# Provided data
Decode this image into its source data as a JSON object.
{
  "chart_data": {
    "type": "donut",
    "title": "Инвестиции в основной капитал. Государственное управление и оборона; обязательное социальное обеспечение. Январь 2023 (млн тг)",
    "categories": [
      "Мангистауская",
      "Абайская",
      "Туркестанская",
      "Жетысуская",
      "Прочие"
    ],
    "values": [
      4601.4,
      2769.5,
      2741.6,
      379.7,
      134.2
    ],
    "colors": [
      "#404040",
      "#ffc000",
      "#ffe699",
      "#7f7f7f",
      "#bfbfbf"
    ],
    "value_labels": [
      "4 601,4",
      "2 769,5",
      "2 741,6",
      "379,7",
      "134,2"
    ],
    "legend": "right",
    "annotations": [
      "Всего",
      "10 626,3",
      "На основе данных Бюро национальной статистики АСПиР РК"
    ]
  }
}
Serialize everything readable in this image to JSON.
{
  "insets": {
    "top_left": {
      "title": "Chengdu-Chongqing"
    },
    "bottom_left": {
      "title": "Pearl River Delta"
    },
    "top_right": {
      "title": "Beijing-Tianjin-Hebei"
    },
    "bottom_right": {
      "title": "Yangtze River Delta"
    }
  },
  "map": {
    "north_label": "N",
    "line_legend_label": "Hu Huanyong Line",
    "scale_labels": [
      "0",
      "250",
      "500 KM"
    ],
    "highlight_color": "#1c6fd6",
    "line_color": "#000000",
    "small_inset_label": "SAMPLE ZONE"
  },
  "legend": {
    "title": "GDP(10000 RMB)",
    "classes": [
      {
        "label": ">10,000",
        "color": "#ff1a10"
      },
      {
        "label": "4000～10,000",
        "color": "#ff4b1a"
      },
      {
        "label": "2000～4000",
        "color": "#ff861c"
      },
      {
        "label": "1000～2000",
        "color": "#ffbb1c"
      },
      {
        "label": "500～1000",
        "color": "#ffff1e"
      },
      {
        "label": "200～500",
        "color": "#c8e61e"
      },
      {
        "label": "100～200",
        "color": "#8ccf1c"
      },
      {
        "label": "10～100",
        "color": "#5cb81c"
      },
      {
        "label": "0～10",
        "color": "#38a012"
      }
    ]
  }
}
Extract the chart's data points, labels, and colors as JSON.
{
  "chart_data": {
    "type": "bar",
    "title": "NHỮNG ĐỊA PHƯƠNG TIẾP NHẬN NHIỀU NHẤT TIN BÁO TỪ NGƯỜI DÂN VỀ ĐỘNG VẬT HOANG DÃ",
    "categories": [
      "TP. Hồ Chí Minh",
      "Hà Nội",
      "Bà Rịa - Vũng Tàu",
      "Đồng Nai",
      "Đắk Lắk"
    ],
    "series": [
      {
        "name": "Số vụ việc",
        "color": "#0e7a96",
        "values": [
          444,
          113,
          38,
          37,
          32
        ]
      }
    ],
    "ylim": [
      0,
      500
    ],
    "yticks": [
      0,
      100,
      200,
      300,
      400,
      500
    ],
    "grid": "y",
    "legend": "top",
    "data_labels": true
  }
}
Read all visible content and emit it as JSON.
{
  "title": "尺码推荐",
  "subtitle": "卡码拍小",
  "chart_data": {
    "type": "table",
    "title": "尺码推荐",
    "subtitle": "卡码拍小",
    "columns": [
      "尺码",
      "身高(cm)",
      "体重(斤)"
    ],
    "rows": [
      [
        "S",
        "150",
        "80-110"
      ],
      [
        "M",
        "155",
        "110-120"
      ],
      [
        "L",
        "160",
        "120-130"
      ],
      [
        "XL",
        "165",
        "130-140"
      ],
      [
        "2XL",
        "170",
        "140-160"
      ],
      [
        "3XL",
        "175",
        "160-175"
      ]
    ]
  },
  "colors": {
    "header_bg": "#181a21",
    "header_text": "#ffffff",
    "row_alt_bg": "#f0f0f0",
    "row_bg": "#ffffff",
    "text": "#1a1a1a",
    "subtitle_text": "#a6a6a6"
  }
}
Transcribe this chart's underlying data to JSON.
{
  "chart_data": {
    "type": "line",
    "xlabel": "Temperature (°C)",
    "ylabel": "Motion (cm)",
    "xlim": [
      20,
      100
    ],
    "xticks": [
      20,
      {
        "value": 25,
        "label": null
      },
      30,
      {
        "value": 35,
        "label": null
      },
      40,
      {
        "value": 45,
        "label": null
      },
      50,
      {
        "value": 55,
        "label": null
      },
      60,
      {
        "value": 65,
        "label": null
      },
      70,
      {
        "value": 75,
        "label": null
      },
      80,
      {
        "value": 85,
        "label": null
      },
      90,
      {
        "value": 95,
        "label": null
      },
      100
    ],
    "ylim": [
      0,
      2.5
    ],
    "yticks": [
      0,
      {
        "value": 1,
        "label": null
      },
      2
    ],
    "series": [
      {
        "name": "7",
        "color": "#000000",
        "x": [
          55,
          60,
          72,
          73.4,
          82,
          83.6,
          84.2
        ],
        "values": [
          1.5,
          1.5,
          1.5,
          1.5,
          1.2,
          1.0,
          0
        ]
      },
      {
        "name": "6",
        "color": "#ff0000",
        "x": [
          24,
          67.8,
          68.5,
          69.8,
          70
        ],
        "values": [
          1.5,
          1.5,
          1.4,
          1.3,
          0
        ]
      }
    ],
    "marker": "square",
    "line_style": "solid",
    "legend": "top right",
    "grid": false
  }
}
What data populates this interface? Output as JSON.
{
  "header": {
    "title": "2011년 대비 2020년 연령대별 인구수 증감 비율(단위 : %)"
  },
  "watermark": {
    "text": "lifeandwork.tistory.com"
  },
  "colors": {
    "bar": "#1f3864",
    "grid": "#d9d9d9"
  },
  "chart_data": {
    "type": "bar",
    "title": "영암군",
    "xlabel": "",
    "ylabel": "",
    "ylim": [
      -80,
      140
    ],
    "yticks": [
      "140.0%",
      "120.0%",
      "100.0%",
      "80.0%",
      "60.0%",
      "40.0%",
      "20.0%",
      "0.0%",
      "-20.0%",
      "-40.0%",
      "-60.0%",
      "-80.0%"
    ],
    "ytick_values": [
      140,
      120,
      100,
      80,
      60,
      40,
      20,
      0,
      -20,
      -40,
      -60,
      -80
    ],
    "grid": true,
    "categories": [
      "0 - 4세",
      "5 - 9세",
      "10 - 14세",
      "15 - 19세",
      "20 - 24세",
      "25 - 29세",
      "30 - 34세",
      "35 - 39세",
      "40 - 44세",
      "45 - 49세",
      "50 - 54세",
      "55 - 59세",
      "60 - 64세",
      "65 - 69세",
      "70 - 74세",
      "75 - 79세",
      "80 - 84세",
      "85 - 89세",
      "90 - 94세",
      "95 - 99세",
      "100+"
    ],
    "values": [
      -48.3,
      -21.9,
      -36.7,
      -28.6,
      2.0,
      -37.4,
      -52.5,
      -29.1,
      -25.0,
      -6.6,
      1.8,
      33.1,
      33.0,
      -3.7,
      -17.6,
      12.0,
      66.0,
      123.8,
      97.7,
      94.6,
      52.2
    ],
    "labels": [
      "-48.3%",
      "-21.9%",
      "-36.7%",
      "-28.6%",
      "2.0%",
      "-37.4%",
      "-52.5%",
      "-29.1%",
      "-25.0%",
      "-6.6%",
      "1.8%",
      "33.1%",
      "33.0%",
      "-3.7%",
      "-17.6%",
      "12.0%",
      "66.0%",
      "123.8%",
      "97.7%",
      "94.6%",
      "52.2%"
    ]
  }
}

# Given request
Go through the listing and print each line exactly as it appears.

# Exercise solution
Decode this image into its source data as a JSON object.
{
  "chart_data": {
    "type": "donut",
    "title": "Инвестиции в основной капитал. Государственное управление и оборона; обязательное социальное обеспечение. Январь 2023 (млн тг)",
    "categories": [
      "Мангистауская",
      "Абайская",
      "Туркестанская",
      "Жетысуская",
      "Прочие"
    ],
    "values": [
      4601.4,
      2769.5,
      2741.6,
      379.7,
      134.2
    ],
    "colors": [
      "#404040",
      "#ffc000",
      "#ffe699",
      "#7f7f7f",
      "#bfbfbf"
    ],
    "value_labels": [
      "4 601,4",
      "2 769,5",
      "2 741,6",
      "379,7",
      "134,2"
    ],
    "legend": "right",
    "annotations": [
      "Всего",
      "10 626,3",
      "На основе данных Бюро национальной статистики АСПиР РК"
    ]
  }
}
Serialize everything readable in this image to JSON.
{
  "insets": {
    "top_left": {
      "title": "Chengdu-Chongqing"
    },
    "bottom_left": {
      "title": "Pearl River Delta"
    },
    "top_right": {
      "title": "Beijing-Tianjin-Hebei"
    },
    "bottom_right": {
      "title": "Yangtze River Delta"
    }
  },
  "map": {
    "north_label": "N",
    "line_legend_label": "Hu Huanyong Line",
    "scale_labels": [
      "0",
      "250",
      "500 KM"
    ],
    "highlight_color": "#1c6fd6",
    "line_color": "#000000",
    "small_inset_label": "SAMPLE ZONE"
  },
  "legend": {
    "title": "GDP(10000 RMB)",
    "classes": [
      {
        "label": ">10,000",
        "color": "#ff1a10"
      },
      {
        "label": "4000～10,000",
        "color": "#ff4b1a"
      },
      {
        "label": "2000～4000",
        "color": "#ff861c"
      },
      {
        "label": "1000～2000",
        "color": "#ffbb1c"
      },
      {
        "label": "500～1000",
        "color": "#ffff1e"
      },
      {
        "label": "200～500",
        "color": "#c8e61e"
      },
      {
        "label": "100～200",
        "color": "#8ccf1c"
      },
      {
        "label": "10～100",
        "color": "#5cb81c"
      },
      {
        "label": "0～10",
        "color": "#38a012"
      }
    ]
  }
}
Extract the chart's data points, labels, and colors as JSON.
{
  "chart_data": {
    "type": "bar",
    "title": "NHỮNG ĐỊA PHƯƠNG TIẾP NHẬN NHIỀU NHẤT TIN BÁO TỪ NGƯỜI DÂN VỀ ĐỘNG VẬT HOANG DÃ",
    "categories": [
      "TP. Hồ Chí Minh",
      "Hà Nội",
      "Bà Rịa - Vũng Tàu",
      "Đồng Nai",
      "Đắk Lắk"
    ],
    "series": [
      {
        "name": "Số vụ việc",
        "color": "#0e7a96",
        "values": [
          444,
          113,
          38,
          37,
          32
        ]
      }
    ],
    "ylim": [
      0,
      500
    ],
    "yticks": [
      0,
      100,
      200,
      300,
      400,
      500
    ],
    "grid": "y",
    "legend": "top",
    "data_labels": true
  }
}
Read all visible content and emit it as JSON.
{
  "title": "尺码推荐",
  "subtitle": "卡码拍小",
  "chart_data": {
    "type": "table",
    "title": "尺码推荐",
    "subtitle": "卡码拍小",
    "columns": [
      "尺码",
      "身高(cm)",
      "体重(斤)"
    ],
    "rows": [
      [
        "S",
        "150",
        "80-110"
      ],
      [
        "M",
        "155",
        "110-120"
      ],
      [
        "L",
        "160",
        "120-130"
      ],
      [
        "XL",
        "165",
        "130-140"
      ],
      [
        "2XL",
        "170",
        "140-160"
      ],
      [
        "3XL",
        "175",
        "160-175"
      ]
    ]
  },
  "colors": {
    "header_bg": "#181a21",
    "header_text": "#ffffff",
    "row_alt_bg": "#f0f0f0",
    "row_bg": "#ffffff",
    "text": "#1a1a1a",
    "subtitle_text": "#a6a6a6"
  }
}
Transcribe this chart's underlying data to JSON.
{
  "chart_data": {
    "type": "line",
    "xlabel": "Temperature (°C)",
    "ylabel": "Motion (cm)",
    "xlim": [
      20,
      100
    ],
    "xticks": [
      20,
      {
        "value": 25,
        "label": null
      },
      30,
      {
        "value": 35,
        "label": null
      },
      40,
      {
        "value": 45,
        "label": null
      },
      50,
      {
        "value": 55,
        "label": null
      },
      60,
      {
        "value": 65,
        "label": null
      },
      70,
      {
        "value": 75,
        "label": null
      },
      80,
      {
        "value": 85,
        "label": null
      },
      90,
      {
        "value": 95,
        "label": null
      },
      100
    ],
    "ylim": [
      0,
      2.5
    ],
    "yticks": [
      0,
      {
        "value": 1,
        "label": null
      },
      2
    ],
    "series": [
      {
        "name": "7",
        "color": "#000000",
        "x": [
          55,
          60,
          72,
          73.4,
          82,
          83.6,
          84.2
        ],
        "values": [
          1.5,
          1.5,
          1.5,
          1.5,
          1.2,
          1.0,
          0
        ]
      },
      {
        "name": "6",
        "color": "#ff0000",
        "x": [
          24,
          67.8,
          68.5,
          69.8,
          70
        ],
        "values": [
          1.5,
          1.5,
          1.4,
          1.3,
          0
        ]
      }
    ],
    "marker": "square",
    "line_style": "solid",
    "legend": "top right",
    "grid": false
  }
}
What data populates this interface? Output as JSON.
{
  "header": {
    "title": "2011년 대비 2020년 연령대별 인구수 증감 비율(단위 : %)"
  },
  "watermark": {
    "text": "lifeandwork.tistory.com"
  },
  "colors": {
    "bar": "#1f3864",
    "grid": "#d9d9d9"
  },
  "chart_data": {
    "type": "bar",
    "title": "영암군",
    "xlabel": "",
    "ylabel": "",
    "ylim": [
      -80,
      140
    ],
    "yticks": [
      "140.0%",
      "120.0%",
      "100.0%",
      "80.0%",
      "60.0%",
      "40.0%",
      "20.0%",
      "0.0%",
      "-20.0%",
      "-40.0%",
      "-60.0%",
      "-80.0%"
    ],
    "ytick_values": [
      140,
      120,
      100,
      80,
      60,
      40,
      20,
      0,
      -20,
      -40,
      -60,
      -80
    ],
    "grid": true,
    "categories": [
      "0 - 4세",
      "5 - 9세",
      "10 - 14세",
      "15 - 19세",
      "20 - 24세",
      "25 - 29세",
      "30 - 34세",
      "35 - 39세",
      "40 - 44세",
      "45 - 49세",
      "50 - 54세",
      "55 - 59세",
      "60 - 64세",
      "65 - 69세",
      "70 - 74세",
      "75 - 79세",
      "80 - 84세",
      "85 - 89세",
      "90 - 94세",
      "95 - 99세",
      "100+"
    ],
    "values": [
      -48.3,
      -21.9,
      -36.7,
      -28.6,
      2.0,
      -37.4,
      -52.5,
      -29.1,
      -25.0,
      -6.6,
      1.8,
      33.1,
      33.0,
      -3.7,
      -17.6,
      12.0,
      66.0,
      123.8,
      97.7,
      94.6,
      52.2
    ],
    "labels": [
      "-48.3%",
      "-21.9%",
      "-36.7%",
      "-28.6%",
      "2.0%",
      "-37.4%",
      "-52.5%",
      "-29.1%",
      "-25.0%",
      "-6.6%",
      "1.8%",
      "33.1%",
      "33.0%",
      "-3.7%",
      "-17.6%",
      "12.0%",
      "66.0%",
      "123.8%",
      "97.7%",
      "94.6%",
      "52.2%"
    ]
  }
}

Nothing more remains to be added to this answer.